What you need to do: Repeat each entry exactly and drop the pictures.

## Start

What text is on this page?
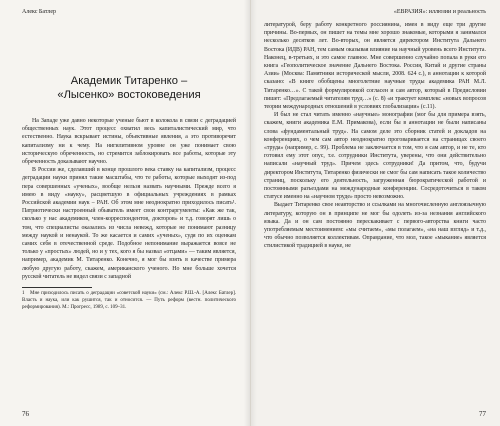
Алекс Батлер
Академик Титаренко –
«Лысенко» востоковедения

На Западе уже давно некоторые ученые бьют в колокола в связи с деградацией общественных наук. Этот процесс охватил весь капиталистический мир, что естественно. Наука вскрывает истины, объективные явления, а это противоречит капитализму ни к чему. На нигилитивном уровне он уже понимает свою историческую обреченность, но стремится заблокировать все работы, которые эту обреченность доказывают научно.

В России же, сделавший в конце прошлого века ставку на капитализм, процесс деградации науки принял такие масштабы, что те работы, которые выходят из-под пера совершенных «ученых», вообще нельзя назвать научными. Прежде всего я имею в виду «науку», расцветшую в официальных учреждениях в рамках Российской академии наук – РАН. Об этом мне неоднократно приходилось писать¹. Патриотически настроенный обыватель имеет свои контраргументы: «Как же так, сколько у нас академиков, член-корреспондентов, докторов» и т.д. говорят лишь о том, что специалисты оказались из числа невежд, которые не понимают разницу между наукой и ненаукой. То же касается и самих «ученых», судя по их оценкам самих себя в отечественной среде. Подобное непонимание выражается вовсе не только у «простых» людей, но и у тех, кого я бы назвал «отцами» — таким является, например, академик М. Титаренко. Конечно, я мог бы взять в качестве примера любую другую работу, скажем, американского ученого. Но мне больше хочется русской читатель не видел связи с западной

1 Мне приходилось писать о деградации «советской науки» (см.: Алекс Р.Ш.-А. [Алекс Батлер]. Власть и наука, или как рушится, так и относится. — Путь реформ (вестн. политического реформирования). М.: Прогресс, 1989, с. 109–31.
76
«ЕВРАЗИЯ»: иллюзии и реальность

литературой, беру работу конкретного россиянина, имея в виду еще три другие причины. Во-первых, он пишет на темы мне хорошо знакомые, которыми я занимался несколько десятков лет. Во-вторых, он является директором Института Дальнего Востока (ИДВ) РАН, тем самым оказывая влияние на научный уровень всего Института. Наконец, в-третьих, и это самое главное. Мне совершенно случайно попала в руки его книга «Геополитическое значение Дальнего Востока. Россия, Китай и другие страны Азии» (Москва: Памятники исторической мысли, 2008. 624 с.), в аннотации к которой сказано: «В книге обобщены многолетние научные труды академика РАН М.Л. Титаренко…». С такой формулировкой согласен и сам автор, который в Предисловии пишет: «Предлагаемый читателям труд…» (с. 8) «и трактует комплекс «новых вопросов теории международных отношений в условиях глобализации» (с.11).

И был не стал читать именно «научные» монографии (мог бы для примера взять, скажем, книги академика Е.М. Примакова), если бы в аннотации не были написаны слова «фундаментальный труд». На самом деле это сборник статей и докладов на конференциях, о чем сам автор неоднократно проговаривается на страницах своего «труда» (например, с. 99). Проблема не заключается в том, что я сам автор, и не те, кто готовил ему этот опус, т.е. сотрудники Института, уверены, что они действительно написали «научный труд». Причем здесь сотрудники! Да притом, что, будучи директором Института, Титаренко физически не смог бы сам написать такое количество страниц, поскольку его деятельность, загруженная бюрократической работой и постоянными разъездами на международные конференции. Сосредоточиться в таком статусе именно на «научном труде» просто невозможно.

Выдает Титаренко свое неавторство и ссылками на многочисленную англоязычную литературу, которую он в принципе не мог бы одолеть из-за незнания английского языка. Да и он сам постоянно перескакивает с первого-авторства книги часто употребляемым местоимением: «мы считаем», «мы полагаем», «на наш взгляд» и т.д., что обычно позволяется коллективам. Оправдание, что мол, такое «мыкание» является стилистикой традицией в науке, не

77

## End

Answer for the task:
What text is on this page?
Алекс Батлер
Академик Титаренко –
«Лысенко» востоковедения

На Западе уже давно некоторые ученые бьют в колокола в связи с деградацией общественных наук. Этот процесс охватил весь капиталистический мир, что естественно. Наука вскрывает истины, объективные явления, а это противоречит капитализму ни к чему. На нигилитивном уровне он уже понимает свою историческую обреченность, но стремится заблокировать все работы, которые эту обреченность доказывают научно.

В России же, сделавший в конце прошлого века ставку на капитализм, процесс деградации науки принял такие масштабы, что те работы, которые выходят из-под пера совершенных «ученых», вообще нельзя назвать научными. Прежде всего я имею в виду «науку», расцветшую в официальных учреждениях в рамках Российской академии наук – РАН. Об этом мне неоднократно приходилось писать¹. Патриотически настроенный обыватель имеет свои контраргументы: «Как же так, сколько у нас академиков, член-корреспондентов, докторов» и т.д. говорят лишь о том, что специалисты оказались из числа невежд, которые не понимают разницу между наукой и ненаукой. То же касается и самих «ученых», судя по их оценкам самих себя в отечественной среде. Подобное непонимание выражается вовсе не только у «простых» людей, но и у тех, кого я бы назвал «отцами» — таким является, например, академик М. Титаренко. Конечно, я мог бы взять в качестве примера любую другую работу, скажем, американского ученого. Но мне больше хочется русской читатель не видел связи с западной

1 Мне приходилось писать о деградации «советской науки» (см.: Алекс Р.Ш.-А. [Алекс Батлер]. Власть и наука, или как рушится, так и относится. — Путь реформ (вестн. политического реформирования). М.: Прогресс, 1989, с. 109–31.
76
«ЕВРАЗИЯ»: иллюзии и реальность

литературой, беру работу конкретного россиянина, имея в виду еще три другие причины. Во-первых, он пишет на темы мне хорошо знакомые, которыми я занимался несколько десятков лет. Во-вторых, он является директором Института Дальнего Востока (ИДВ) РАН, тем самым оказывая влияние на научный уровень всего Института. Наконец, в-третьих, и это самое главное. Мне совершенно случайно попала в руки его книга «Геополитическое значение Дальнего Востока. Россия, Китай и другие страны Азии» (Москва: Памятники исторической мысли, 2008. 624 с.), в аннотации к которой сказано: «В книге обобщены многолетние научные труды академика РАН М.Л. Титаренко…». С такой формулировкой согласен и сам автор, который в Предисловии пишет: «Предлагаемый читателям труд…» (с. 8) «и трактует комплекс «новых вопросов теории международных отношений в условиях глобализации» (с.11).

И был не стал читать именно «научные» монографии (мог бы для примера взять, скажем, книги академика Е.М. Примакова), если бы в аннотации не были написаны слова «фундаментальный труд». На самом деле это сборник статей и докладов на конференциях, о чем сам автор неоднократно проговаривается на страницах своего «труда» (например, с. 99). Проблема не заключается в том, что я сам автор, и не те, кто готовил ему этот опус, т.е. сотрудники Института, уверены, что они действительно написали «научный труд». Причем здесь сотрудники! Да притом, что, будучи директором Института, Титаренко физически не смог бы сам написать такое количество страниц, поскольку его деятельность, загруженная бюрократической работой и постоянными разъездами на международные конференции. Сосредоточиться в таком статусе именно на «научном труде» просто невозможно.

Выдает Титаренко свое неавторство и ссылками на многочисленную англоязычную литературу, которую он в принципе не мог бы одолеть из-за незнания английского языка. Да и он сам постоянно перескакивает с первого-авторства книги часто употребляемым местоимением: «мы считаем», «мы полагаем», «на наш взгляд» и т.д., что обычно позволяется коллективам. Оправдание, что мол, такое «мыкание» является стилистикой традицией в науке, не

77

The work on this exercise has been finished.